Short problem
From the listing below, pull out every line where the string "name" appears.

* * *

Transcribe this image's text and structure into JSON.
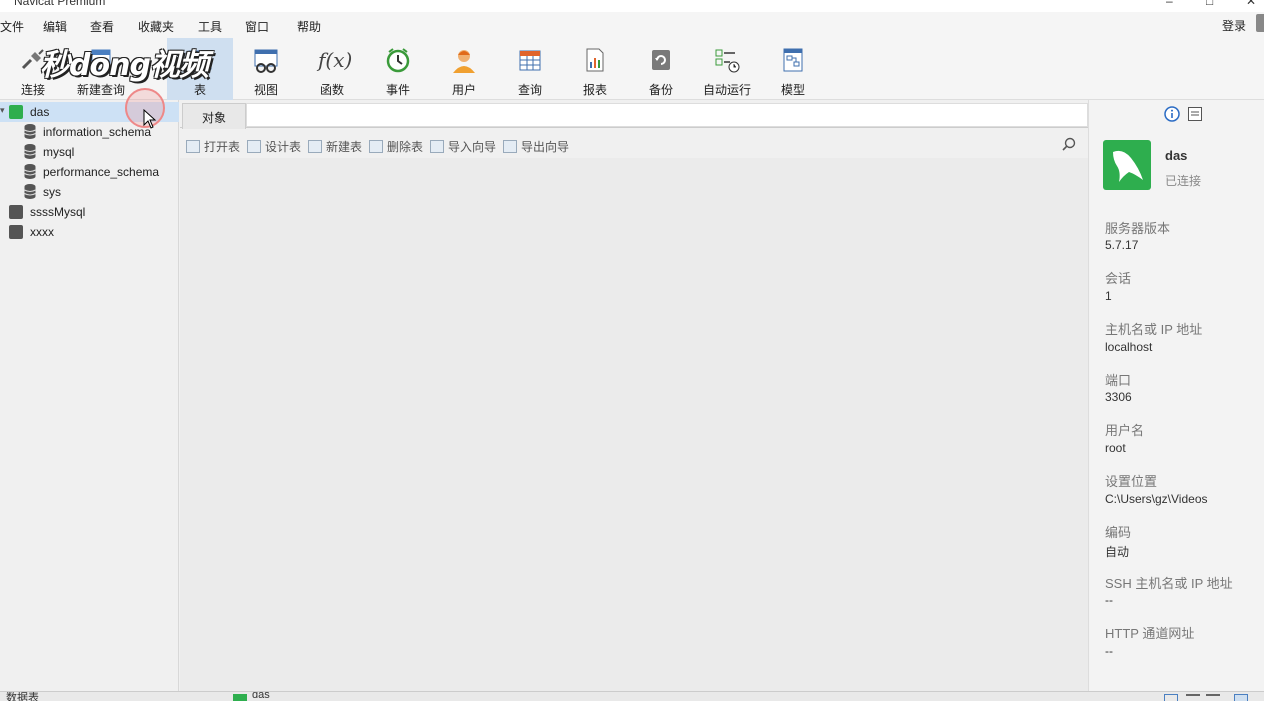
{
  "window": {
    "title": "Navicat Premium",
    "controls": [
      "–",
      "□",
      "✕"
    ]
  },
  "menu": [
    "文件",
    "编辑",
    "查看",
    "收藏夹",
    "工具",
    "窗口",
    "帮助"
  ],
  "login_label": "登录",
  "toolbar": {
    "items": [
      {
        "label": "连接",
        "icon": "connection-icon"
      },
      {
        "label": "新建查询",
        "icon": "new-query-icon"
      },
      {
        "label": "表",
        "icon": "table-icon",
        "active": true
      },
      {
        "label": "视图",
        "icon": "view-icon"
      },
      {
        "label": "函数",
        "icon": "function-icon",
        "glyph": "f(x)"
      },
      {
        "label": "事件",
        "icon": "event-clock-icon"
      },
      {
        "label": "用户",
        "icon": "user-icon"
      },
      {
        "label": "查询",
        "icon": "query-icon"
      },
      {
        "label": "报表",
        "icon": "report-icon"
      },
      {
        "label": "备份",
        "icon": "backup-icon"
      },
      {
        "label": "自动运行",
        "icon": "automation-icon"
      },
      {
        "label": "模型",
        "icon": "model-icon"
      }
    ]
  },
  "watermark": "秒dong视频",
  "tree": {
    "connections": [
      {
        "name": "das",
        "expanded": true,
        "selected": true,
        "databases": [
          "information_schema",
          "mysql",
          "performance_schema",
          "sys"
        ]
      },
      {
        "name": "ssssMysql"
      },
      {
        "name": "xxxx"
      }
    ]
  },
  "tabs": {
    "objects": "对象"
  },
  "object_toolbar": [
    "打开表",
    "设计表",
    "新建表",
    "删除表",
    "导入向导",
    "导出向导"
  ],
  "info_panel": {
    "name": "das",
    "status": "已连接",
    "fields": [
      {
        "label": "服务器版本",
        "value": "5.7.17"
      },
      {
        "label": "会话",
        "value": "1"
      },
      {
        "label": "主机名或 IP 地址",
        "value": "localhost"
      },
      {
        "label": "端口",
        "value": "3306"
      },
      {
        "label": "用户名",
        "value": "root"
      },
      {
        "label": "设置位置",
        "value": "C:\\Users\\gz\\Videos"
      },
      {
        "label": "编码",
        "value": "自动"
      },
      {
        "label": "SSH 主机名或 IP 地址",
        "value": "--"
      },
      {
        "label": "HTTP 通道网址",
        "value": "--"
      }
    ]
  },
  "statusbar": {
    "left": "数据表",
    "connection": "das"
  },
  "colors": {
    "accent": "#cfdff0",
    "mysql_green": "#2eae4e",
    "selection": "#cde1f5"
  }
}
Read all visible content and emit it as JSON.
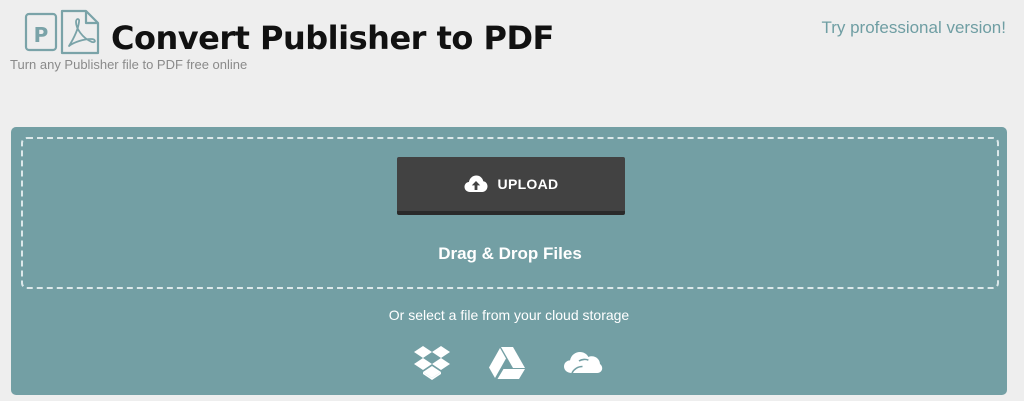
{
  "header": {
    "title": "Convert Publisher to PDF",
    "subtitle": "Turn any Publisher file to PDF free online",
    "pro_link": "Try professional version!",
    "logo_letter": "P"
  },
  "upload": {
    "button_label": "UPLOAD",
    "drag_text": "Drag & Drop Files",
    "cloud_text": "Or select a file from your cloud storage",
    "cloud_providers": [
      "dropbox-icon",
      "google-drive-icon",
      "onedrive-icon"
    ]
  },
  "colors": {
    "background": "#eeeeee",
    "panel": "#739fa4",
    "button": "#424242",
    "link": "#6f9ea3",
    "logo": "#7aa3a8"
  }
}
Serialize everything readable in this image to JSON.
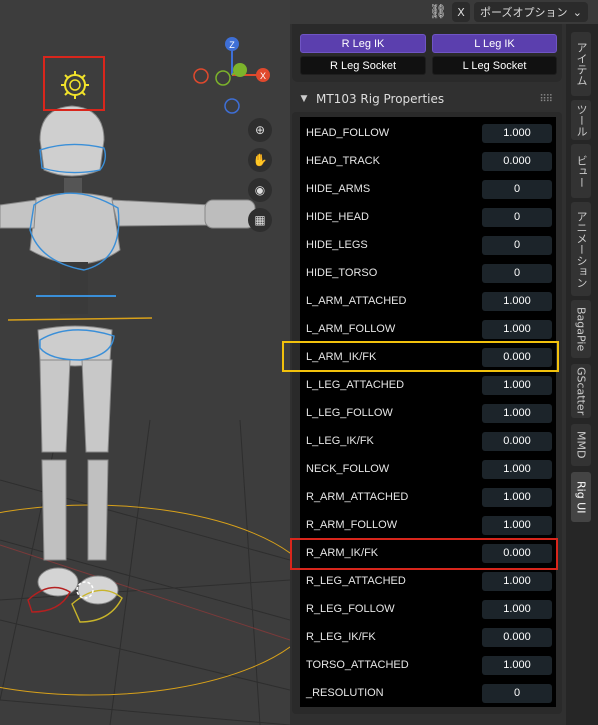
{
  "topbar": {
    "x_label": "X",
    "mode_label": "ポーズオプション"
  },
  "gizmo": {
    "z": "Z",
    "x": "X"
  },
  "leg_buttons": {
    "r_leg_ik": "R Leg IK",
    "l_leg_ik": "L Leg IK",
    "r_leg_socket": "R Leg Socket",
    "l_leg_socket": "L Leg Socket"
  },
  "rig_panel": {
    "title": "MT103 Rig Properties",
    "rows": [
      {
        "label": "HEAD_FOLLOW",
        "value": "1.000"
      },
      {
        "label": "HEAD_TRACK",
        "value": "0.000"
      },
      {
        "label": "HIDE_ARMS",
        "value": "0"
      },
      {
        "label": "HIDE_HEAD",
        "value": "0"
      },
      {
        "label": "HIDE_LEGS",
        "value": "0"
      },
      {
        "label": "HIDE_TORSO",
        "value": "0"
      },
      {
        "label": "L_ARM_ATTACHED",
        "value": "1.000"
      },
      {
        "label": "L_ARM_FOLLOW",
        "value": "1.000"
      },
      {
        "label": "L_ARM_IK/FK",
        "value": "0.000"
      },
      {
        "label": "L_LEG_ATTACHED",
        "value": "1.000"
      },
      {
        "label": "L_LEG_FOLLOW",
        "value": "1.000"
      },
      {
        "label": "L_LEG_IK/FK",
        "value": "0.000"
      },
      {
        "label": "NECK_FOLLOW",
        "value": "1.000"
      },
      {
        "label": "R_ARM_ATTACHED",
        "value": "1.000"
      },
      {
        "label": "R_ARM_FOLLOW",
        "value": "1.000"
      },
      {
        "label": "R_ARM_IK/FK",
        "value": "0.000"
      },
      {
        "label": "R_LEG_ATTACHED",
        "value": "1.000"
      },
      {
        "label": "R_LEG_FOLLOW",
        "value": "1.000"
      },
      {
        "label": "R_LEG_IK/FK",
        "value": "0.000"
      },
      {
        "label": "TORSO_ATTACHED",
        "value": "1.000"
      },
      {
        "label": "_RESOLUTION",
        "value": "0"
      }
    ]
  },
  "tabs": [
    "アイテム",
    "ツール",
    "ビュー",
    "アニメーション",
    "BagaPie",
    "GScatter",
    "MMD",
    "Rig UI"
  ],
  "colors": {
    "ik_button": "#5b3fae",
    "highlight_yellow": "#f2c10c",
    "highlight_red": "#d9261c",
    "gizmo_x": "#e0492d",
    "gizmo_y": "#7cb32b",
    "gizmo_z": "#3e6fd6"
  }
}
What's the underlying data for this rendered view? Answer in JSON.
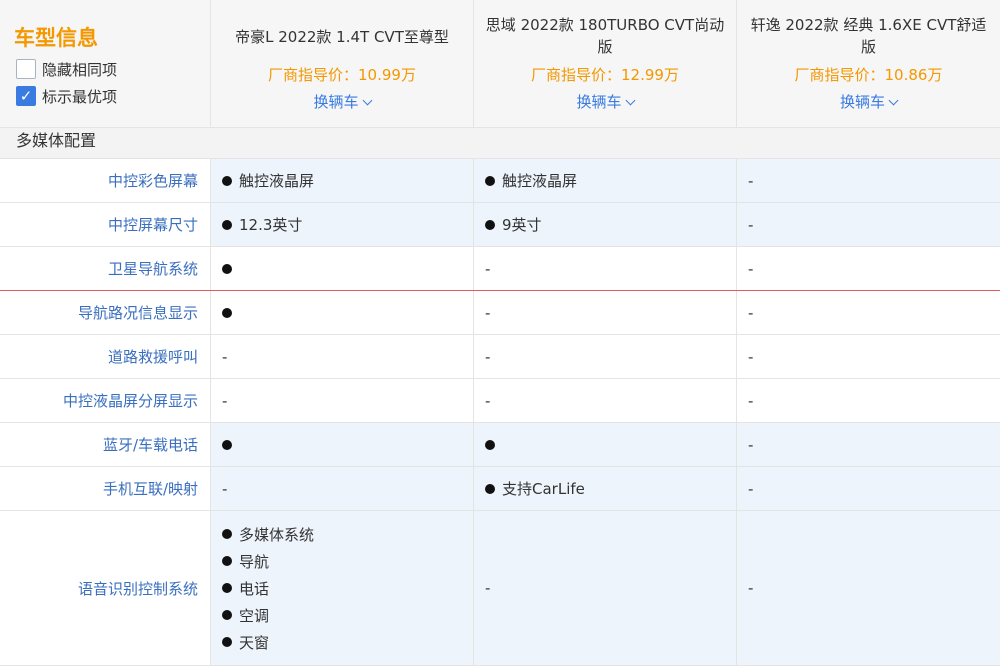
{
  "header": {
    "title": "车型信息",
    "hide_same_label": "隐藏相同项",
    "mark_best_label": "标示最优项",
    "hide_same_checked": false,
    "mark_best_checked": true
  },
  "cars": [
    {
      "name": "帝豪L 2022款 1.4T CVT至尊型",
      "price": "厂商指导价：10.99万",
      "switch": "换辆车"
    },
    {
      "name": "思域 2022款 180TURBO CVT尚动版",
      "price": "厂商指导价：12.99万",
      "switch": "换辆车"
    },
    {
      "name": "轩逸 2022款 经典 1.6XE CVT舒适版",
      "price": "厂商指导价：10.86万",
      "switch": "换辆车"
    }
  ],
  "section": {
    "title": "多媒体配置"
  },
  "rows": [
    {
      "label": "中控彩色屏幕",
      "values": [
        {
          "dot": true,
          "text": "触控液晶屏"
        },
        {
          "dot": true,
          "text": "触控液晶屏"
        },
        {
          "dot": false,
          "text": "-"
        }
      ]
    },
    {
      "label": "中控屏幕尺寸",
      "values": [
        {
          "dot": true,
          "text": "12.3英寸"
        },
        {
          "dot": true,
          "text": "9英寸"
        },
        {
          "dot": false,
          "text": "-"
        }
      ]
    },
    {
      "label": "卫星导航系统",
      "values": [
        {
          "dot": true,
          "text": ""
        },
        {
          "dot": false,
          "text": "-"
        },
        {
          "dot": false,
          "text": "-"
        }
      ]
    },
    {
      "label": "导航路况信息显示",
      "values": [
        {
          "dot": true,
          "text": ""
        },
        {
          "dot": false,
          "text": "-"
        },
        {
          "dot": false,
          "text": "-"
        }
      ]
    },
    {
      "label": "道路救援呼叫",
      "values": [
        {
          "dot": false,
          "text": "-"
        },
        {
          "dot": false,
          "text": "-"
        },
        {
          "dot": false,
          "text": "-"
        }
      ]
    },
    {
      "label": "中控液晶屏分屏显示",
      "values": [
        {
          "dot": false,
          "text": "-"
        },
        {
          "dot": false,
          "text": "-"
        },
        {
          "dot": false,
          "text": "-"
        }
      ]
    },
    {
      "label": "蓝牙/车载电话",
      "values": [
        {
          "dot": true,
          "text": ""
        },
        {
          "dot": true,
          "text": ""
        },
        {
          "dot": false,
          "text": "-"
        }
      ]
    },
    {
      "label": "手机互联/映射",
      "values": [
        {
          "dot": false,
          "text": "-"
        },
        {
          "dot": true,
          "text": "支持CarLife"
        },
        {
          "dot": false,
          "text": "-"
        }
      ]
    },
    {
      "label": "语音识别控制系统",
      "values": [
        {
          "list": [
            "多媒体系统",
            "导航",
            "电话",
            "空调",
            "天窗"
          ]
        },
        {
          "dot": false,
          "text": "-"
        },
        {
          "dot": false,
          "text": "-"
        }
      ]
    }
  ]
}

* * *

Solution to the exercise
        "name": "das",
        "name": "ssssMysql"
        "name": "xxxx"
    "name": "das",
      "name": "帝豪L 2022款 1.4T CVT至尊型",
      "name": "思域 2022款 180TURBO CVT尚动版",
      "name": "轩逸 2022款 经典 1.6XE CVT舒适版",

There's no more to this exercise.